Textauszug:
Ich möchte die gesellschaftliche Verantwortung des Lehramts mit Leben füllen.

Maria Ganten

Maria Ganten

Stellen Sie sich vor, Sie kommen in der U-Bahn darüber ins Gespräch, was Sie an der Freien Universität in der Lehrkräftebildung tun. Was erzählen Sie zwischen zwei Stationen?

Es ist Montag und ich stehe am Thielplatz am U-Bahn Gleis. Ich komme aus einem Seminar, dass ich für mein Englisch-Studium belege und fahre zu meinem SHK-Job am Arbeitsbereich Didaktik der Geschichte. Unterwegs komme ich mit einer Kommilitonin ins Gespräch – wir sind auf dem Weg vom Seminar zum U-Bahnhof ins Gespräch gekommen. Sie weiß noch nicht, dass ich Lehramt studiere. Ich lasse den Knoten platzen und erzähle, dass ich mit Lehramtsoption studiere. Es stimmt leider, dass Lehramt nach wie vor nicht das hippeste Image Berlins hat – also ist man als Überzeugungsstudentin immer wieder in der Position zu erklären, warum es eine super Wahl ist, Lehramt zu studieren. 

Meistens läuft es ja so ab: „Wow, das ist so ehrenhaft. Ich könnte das nicht. Zu dir werden dann später meine Kinder gehen, haha.“ Ok, warte mal eben, warum, habe ich immer das Gefühl, dass Lehramt ein so öder Job ist, dass neben diesen oberflächlichen Aussagen noch nicht mal eine Frage gestellt wird? So ein Smalltalk zwischen zwei Stationen ist also immer auch die Herausforderung sein Gegenüber davon zu überzeugen, dass Lehramt mehr ist, als das, was er/sie* sich darunter vorstellt; dass ich dieses Fach so lange studiere, um mit neuen Erkenntnissen in die Schulen zu gehen. Vielleicht um irgendwann mal Menschen aus der Schule zu entlassen die über ein „Das könnte ich ja nicht“, hinauskommen.

Warum tun Sie, was Sie tun?

Erfasste Daten:
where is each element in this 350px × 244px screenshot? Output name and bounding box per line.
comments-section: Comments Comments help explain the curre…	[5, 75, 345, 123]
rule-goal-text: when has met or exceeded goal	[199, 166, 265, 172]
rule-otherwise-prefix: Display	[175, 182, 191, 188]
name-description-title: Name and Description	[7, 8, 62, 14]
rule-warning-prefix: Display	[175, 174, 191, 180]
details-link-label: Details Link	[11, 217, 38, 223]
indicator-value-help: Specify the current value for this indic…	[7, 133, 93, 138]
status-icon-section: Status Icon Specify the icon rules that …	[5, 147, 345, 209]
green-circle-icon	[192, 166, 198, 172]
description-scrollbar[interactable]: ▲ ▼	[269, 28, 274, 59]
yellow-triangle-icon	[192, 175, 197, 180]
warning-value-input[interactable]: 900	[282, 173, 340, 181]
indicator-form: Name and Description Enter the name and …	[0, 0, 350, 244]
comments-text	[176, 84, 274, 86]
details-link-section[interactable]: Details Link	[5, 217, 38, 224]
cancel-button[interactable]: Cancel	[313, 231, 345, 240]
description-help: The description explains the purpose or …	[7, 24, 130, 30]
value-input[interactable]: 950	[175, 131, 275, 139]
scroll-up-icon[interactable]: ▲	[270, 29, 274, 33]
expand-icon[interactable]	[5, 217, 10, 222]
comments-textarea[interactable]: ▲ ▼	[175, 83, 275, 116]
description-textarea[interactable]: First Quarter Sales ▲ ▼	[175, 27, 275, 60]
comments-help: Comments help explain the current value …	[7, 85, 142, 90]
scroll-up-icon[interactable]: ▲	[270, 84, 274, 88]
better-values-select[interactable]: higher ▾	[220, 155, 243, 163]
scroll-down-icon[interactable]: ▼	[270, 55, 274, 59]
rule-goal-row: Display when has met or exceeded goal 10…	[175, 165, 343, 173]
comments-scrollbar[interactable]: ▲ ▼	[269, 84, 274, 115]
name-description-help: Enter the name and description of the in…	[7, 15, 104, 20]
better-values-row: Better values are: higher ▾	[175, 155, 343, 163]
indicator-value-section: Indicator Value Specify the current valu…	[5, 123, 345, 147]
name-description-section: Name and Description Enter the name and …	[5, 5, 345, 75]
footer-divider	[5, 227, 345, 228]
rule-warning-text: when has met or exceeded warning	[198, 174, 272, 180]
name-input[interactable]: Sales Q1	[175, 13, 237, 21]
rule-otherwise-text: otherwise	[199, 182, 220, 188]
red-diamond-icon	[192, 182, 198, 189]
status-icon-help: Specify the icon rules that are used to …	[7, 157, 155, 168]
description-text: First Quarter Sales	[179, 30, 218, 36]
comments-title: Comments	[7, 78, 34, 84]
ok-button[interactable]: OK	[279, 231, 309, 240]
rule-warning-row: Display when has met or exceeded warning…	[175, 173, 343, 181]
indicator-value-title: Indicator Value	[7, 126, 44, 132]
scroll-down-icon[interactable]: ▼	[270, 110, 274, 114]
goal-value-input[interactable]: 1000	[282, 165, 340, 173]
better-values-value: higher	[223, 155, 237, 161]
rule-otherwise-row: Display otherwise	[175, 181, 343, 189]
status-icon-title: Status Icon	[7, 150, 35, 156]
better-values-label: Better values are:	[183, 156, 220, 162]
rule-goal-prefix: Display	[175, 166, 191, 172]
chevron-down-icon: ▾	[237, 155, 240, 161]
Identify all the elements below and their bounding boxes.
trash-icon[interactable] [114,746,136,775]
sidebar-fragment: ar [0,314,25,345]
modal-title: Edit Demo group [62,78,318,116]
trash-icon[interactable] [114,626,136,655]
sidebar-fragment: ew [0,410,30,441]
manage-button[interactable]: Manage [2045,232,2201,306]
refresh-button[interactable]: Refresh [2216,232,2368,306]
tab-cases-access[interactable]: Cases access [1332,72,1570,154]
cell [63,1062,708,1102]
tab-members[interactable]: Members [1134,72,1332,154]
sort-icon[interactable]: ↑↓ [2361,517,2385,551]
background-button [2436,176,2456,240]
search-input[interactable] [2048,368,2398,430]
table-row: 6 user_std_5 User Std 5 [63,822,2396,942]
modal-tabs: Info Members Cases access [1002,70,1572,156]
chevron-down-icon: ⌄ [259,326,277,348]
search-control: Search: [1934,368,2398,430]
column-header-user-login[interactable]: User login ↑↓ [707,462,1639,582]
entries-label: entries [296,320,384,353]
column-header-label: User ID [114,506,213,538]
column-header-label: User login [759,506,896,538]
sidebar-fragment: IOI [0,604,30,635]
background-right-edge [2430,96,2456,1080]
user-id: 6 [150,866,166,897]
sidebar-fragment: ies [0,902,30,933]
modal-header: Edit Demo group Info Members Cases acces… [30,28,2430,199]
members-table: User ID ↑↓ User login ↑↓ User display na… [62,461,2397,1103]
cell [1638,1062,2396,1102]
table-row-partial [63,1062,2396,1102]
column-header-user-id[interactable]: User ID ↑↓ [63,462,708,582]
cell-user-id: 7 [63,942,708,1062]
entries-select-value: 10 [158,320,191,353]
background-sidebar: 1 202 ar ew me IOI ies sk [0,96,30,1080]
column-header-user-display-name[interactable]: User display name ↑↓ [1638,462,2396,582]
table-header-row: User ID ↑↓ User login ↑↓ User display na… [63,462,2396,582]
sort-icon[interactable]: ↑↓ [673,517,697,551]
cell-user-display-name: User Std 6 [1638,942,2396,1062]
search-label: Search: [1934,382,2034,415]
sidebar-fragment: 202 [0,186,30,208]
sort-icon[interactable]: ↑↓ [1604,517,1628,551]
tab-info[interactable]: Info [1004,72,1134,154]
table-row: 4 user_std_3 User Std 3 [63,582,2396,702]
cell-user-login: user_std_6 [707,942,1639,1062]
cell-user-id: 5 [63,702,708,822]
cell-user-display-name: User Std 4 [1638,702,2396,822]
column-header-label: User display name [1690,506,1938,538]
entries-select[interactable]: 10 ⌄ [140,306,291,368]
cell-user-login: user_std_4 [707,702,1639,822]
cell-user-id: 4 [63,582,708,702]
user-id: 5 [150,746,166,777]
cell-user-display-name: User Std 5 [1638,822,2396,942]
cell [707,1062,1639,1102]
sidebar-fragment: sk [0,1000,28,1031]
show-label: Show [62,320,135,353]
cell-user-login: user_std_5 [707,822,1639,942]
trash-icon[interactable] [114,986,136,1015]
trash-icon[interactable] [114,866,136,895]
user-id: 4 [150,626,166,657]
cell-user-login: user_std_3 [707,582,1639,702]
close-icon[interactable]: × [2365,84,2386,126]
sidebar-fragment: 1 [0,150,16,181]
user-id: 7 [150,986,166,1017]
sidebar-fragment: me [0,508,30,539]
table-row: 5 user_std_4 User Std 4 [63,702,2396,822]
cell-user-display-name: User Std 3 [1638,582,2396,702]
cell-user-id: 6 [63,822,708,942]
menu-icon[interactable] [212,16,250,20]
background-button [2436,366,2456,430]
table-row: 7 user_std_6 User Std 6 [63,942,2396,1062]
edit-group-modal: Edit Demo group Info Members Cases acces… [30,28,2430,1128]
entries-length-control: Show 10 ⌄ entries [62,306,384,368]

Aufgaben:
A) Wo steht die erzählende Person laut Textauszug am Montag?
B) Schreiben Sie aus dem Textauszug alles von „Stellen Sie sich“ bis hinunter zu „Lehramt zu studieren.“ wortgetreu ab.

Lösungen:
A) Am U-Bahn-Gleis am Thielplatz.

B)
Stellen Sie sich vor, Sie kommen in der U-Bahn darüber ins Gespräch, was Sie an der Freien Universität in der Lehrkräftebildung tun. Was erzählen Sie zwischen zwei Stationen?

Es ist Montag und ich stehe am Thielplatz am U-Bahn Gleis. Ich komme aus einem Seminar, dass ich für mein Englisch-Studium belege und fahre zu meinem SHK-Job am Arbeitsbereich Didaktik der Geschichte. Unterwegs komme ich mit einer Kommilitonin ins Gespräch – wir sind auf dem Weg vom Seminar zum U-Bahnhof ins Gespräch gekommen. Sie weiß noch nicht, dass ich Lehramt studiere. Ich lasse den Knoten platzen und erzähle, dass ich mit Lehramtsoption studiere. Es stimmt leider, dass Lehramt nach wie vor nicht das hippeste Image Berlins hat – also ist man als Überzeugungsstudentin immer wieder in der Position zu erklären, warum es eine super Wahl ist, Lehramt zu studieren.